Work to be completed: Pick out every line of the entries below where "Lsurf" occurs, and copy those lines.

Records supplied:
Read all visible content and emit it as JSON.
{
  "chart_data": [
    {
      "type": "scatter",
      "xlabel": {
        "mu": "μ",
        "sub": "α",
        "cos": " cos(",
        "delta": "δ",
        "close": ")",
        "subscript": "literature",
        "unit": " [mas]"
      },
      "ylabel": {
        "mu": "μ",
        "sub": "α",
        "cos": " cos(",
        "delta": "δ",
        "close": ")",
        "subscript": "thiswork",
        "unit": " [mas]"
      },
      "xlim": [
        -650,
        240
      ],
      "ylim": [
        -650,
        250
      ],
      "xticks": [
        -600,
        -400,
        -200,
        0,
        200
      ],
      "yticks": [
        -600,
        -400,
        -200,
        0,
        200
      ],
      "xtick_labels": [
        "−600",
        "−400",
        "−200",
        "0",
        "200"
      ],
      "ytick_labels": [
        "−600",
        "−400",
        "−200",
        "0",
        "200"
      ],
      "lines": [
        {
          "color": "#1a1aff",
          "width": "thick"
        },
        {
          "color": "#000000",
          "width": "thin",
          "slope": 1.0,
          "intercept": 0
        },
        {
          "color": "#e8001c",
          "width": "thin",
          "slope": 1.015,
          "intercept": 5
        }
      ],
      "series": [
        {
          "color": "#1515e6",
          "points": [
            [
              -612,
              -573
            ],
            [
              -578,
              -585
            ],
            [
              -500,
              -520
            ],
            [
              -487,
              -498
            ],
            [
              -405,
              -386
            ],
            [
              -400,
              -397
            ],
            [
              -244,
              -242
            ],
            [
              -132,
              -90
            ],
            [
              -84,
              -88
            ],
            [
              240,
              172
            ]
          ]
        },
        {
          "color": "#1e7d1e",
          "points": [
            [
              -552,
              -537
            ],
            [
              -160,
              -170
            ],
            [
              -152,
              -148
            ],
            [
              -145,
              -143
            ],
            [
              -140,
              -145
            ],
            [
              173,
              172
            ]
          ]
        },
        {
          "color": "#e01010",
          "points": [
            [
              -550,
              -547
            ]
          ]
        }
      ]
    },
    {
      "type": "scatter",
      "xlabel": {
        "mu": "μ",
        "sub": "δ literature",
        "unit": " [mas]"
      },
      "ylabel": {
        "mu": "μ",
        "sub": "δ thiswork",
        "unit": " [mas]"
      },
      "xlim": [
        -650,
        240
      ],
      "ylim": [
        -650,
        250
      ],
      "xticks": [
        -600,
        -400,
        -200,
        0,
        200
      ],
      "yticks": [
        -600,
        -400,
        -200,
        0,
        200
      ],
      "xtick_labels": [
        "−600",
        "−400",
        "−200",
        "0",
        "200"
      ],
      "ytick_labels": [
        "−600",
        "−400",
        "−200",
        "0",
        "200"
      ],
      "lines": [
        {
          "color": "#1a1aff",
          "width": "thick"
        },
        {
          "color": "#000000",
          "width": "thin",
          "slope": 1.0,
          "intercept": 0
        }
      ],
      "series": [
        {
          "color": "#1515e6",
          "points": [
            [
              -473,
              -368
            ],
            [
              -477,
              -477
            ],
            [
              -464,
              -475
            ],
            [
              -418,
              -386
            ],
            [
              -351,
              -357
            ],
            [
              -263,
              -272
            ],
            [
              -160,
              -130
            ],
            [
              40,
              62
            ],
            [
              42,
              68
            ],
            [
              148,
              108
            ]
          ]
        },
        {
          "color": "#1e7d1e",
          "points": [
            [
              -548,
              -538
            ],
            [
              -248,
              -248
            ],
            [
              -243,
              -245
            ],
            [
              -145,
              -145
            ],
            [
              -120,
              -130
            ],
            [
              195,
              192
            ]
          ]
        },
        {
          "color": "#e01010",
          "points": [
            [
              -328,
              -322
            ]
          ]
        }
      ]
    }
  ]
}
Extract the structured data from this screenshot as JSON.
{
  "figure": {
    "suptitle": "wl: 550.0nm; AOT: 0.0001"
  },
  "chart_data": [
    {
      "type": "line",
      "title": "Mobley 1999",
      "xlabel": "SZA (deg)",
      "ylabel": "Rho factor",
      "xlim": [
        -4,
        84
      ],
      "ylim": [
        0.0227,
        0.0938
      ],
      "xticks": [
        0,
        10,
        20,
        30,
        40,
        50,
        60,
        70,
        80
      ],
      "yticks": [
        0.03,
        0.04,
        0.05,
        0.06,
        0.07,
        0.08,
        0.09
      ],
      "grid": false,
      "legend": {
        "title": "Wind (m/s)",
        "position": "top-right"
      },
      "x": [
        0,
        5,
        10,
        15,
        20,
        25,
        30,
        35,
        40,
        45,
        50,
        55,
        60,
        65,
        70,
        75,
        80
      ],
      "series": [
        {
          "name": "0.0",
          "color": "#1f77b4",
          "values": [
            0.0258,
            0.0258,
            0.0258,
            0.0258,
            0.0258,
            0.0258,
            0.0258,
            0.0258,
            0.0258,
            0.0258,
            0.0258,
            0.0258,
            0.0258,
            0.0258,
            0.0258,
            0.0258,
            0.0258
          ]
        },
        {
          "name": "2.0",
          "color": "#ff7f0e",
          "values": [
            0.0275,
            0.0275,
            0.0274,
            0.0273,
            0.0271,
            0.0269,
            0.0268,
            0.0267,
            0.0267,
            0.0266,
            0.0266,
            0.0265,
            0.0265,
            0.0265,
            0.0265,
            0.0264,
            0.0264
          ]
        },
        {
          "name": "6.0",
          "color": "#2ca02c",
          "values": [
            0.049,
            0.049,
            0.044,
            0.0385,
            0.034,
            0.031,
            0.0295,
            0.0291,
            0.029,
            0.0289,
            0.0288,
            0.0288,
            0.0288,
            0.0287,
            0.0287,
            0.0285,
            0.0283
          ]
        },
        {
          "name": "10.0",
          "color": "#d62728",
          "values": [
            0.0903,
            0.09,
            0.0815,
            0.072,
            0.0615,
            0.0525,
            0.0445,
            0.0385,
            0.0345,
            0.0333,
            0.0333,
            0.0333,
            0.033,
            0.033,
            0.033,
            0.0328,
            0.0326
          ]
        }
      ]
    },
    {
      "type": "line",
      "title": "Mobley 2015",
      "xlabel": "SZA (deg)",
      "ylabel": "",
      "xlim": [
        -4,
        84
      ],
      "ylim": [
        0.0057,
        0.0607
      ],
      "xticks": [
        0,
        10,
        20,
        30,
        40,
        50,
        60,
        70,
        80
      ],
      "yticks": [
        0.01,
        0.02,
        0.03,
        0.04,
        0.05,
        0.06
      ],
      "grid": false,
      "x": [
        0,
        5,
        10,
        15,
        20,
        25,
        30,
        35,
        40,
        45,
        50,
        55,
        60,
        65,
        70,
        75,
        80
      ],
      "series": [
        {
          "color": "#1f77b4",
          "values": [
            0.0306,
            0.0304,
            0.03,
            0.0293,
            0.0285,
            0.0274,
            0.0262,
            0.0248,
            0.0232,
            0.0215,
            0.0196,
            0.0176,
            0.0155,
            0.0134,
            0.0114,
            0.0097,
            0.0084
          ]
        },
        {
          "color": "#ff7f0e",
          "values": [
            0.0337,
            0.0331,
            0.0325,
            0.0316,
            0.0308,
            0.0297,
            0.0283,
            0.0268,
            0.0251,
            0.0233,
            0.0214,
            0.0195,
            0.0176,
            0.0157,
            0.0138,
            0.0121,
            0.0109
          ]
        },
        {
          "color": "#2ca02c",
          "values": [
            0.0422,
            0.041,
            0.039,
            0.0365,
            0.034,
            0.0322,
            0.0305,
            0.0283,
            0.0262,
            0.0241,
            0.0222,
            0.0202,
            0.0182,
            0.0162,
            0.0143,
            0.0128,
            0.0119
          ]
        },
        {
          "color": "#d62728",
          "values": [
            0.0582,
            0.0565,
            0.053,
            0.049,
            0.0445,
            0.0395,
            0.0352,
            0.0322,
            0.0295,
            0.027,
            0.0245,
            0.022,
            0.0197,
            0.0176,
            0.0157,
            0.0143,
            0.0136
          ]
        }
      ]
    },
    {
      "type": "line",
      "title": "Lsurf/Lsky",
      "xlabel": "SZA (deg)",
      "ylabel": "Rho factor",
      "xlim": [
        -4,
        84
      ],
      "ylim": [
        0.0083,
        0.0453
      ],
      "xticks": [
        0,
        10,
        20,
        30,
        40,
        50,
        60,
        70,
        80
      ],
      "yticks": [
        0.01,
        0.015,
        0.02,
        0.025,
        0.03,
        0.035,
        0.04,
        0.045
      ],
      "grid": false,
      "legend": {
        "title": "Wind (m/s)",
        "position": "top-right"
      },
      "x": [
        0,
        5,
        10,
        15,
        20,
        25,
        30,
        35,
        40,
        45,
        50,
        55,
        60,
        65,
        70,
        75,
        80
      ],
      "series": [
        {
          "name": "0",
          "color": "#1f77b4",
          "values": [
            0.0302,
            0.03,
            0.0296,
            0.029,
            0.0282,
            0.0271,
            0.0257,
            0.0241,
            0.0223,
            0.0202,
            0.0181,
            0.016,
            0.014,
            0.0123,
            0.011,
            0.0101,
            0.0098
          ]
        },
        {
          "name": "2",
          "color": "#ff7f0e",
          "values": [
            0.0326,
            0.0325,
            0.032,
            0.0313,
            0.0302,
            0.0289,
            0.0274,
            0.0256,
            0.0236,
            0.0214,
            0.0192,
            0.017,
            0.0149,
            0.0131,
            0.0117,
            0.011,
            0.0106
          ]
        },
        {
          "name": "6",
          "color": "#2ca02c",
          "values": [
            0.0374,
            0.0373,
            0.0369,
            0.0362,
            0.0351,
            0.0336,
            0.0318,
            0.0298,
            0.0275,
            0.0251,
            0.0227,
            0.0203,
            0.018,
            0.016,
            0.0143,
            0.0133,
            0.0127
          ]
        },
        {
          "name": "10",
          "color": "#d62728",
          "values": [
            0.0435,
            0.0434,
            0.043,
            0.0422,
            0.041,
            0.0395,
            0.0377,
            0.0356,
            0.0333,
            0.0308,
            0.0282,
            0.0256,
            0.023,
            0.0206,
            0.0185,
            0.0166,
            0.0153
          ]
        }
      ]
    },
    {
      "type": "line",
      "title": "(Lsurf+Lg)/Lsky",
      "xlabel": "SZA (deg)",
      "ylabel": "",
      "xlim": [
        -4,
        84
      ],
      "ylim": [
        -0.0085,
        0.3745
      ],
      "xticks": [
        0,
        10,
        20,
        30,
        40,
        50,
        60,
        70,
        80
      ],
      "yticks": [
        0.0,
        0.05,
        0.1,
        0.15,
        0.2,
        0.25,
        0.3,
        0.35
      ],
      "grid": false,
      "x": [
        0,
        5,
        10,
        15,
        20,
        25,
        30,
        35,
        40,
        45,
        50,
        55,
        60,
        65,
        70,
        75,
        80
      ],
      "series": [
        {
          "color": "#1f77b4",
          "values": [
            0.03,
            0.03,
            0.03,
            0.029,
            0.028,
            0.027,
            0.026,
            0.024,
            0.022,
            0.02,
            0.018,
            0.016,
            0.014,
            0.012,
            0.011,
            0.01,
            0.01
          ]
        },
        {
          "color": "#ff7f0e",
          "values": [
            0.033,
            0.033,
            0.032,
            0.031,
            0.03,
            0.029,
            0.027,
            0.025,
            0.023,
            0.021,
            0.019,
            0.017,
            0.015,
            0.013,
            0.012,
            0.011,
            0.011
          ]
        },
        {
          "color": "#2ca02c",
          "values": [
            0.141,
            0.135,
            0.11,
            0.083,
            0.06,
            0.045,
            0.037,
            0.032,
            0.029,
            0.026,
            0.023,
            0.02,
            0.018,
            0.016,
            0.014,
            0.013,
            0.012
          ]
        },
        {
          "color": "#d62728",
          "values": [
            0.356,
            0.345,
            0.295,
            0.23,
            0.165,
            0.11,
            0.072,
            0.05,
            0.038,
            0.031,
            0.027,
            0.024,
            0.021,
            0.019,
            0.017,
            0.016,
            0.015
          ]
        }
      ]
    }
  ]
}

Task solution:
      "title": "Lsurf/Lsky",
      "title": "(Lsurf+Lg)/Lsky",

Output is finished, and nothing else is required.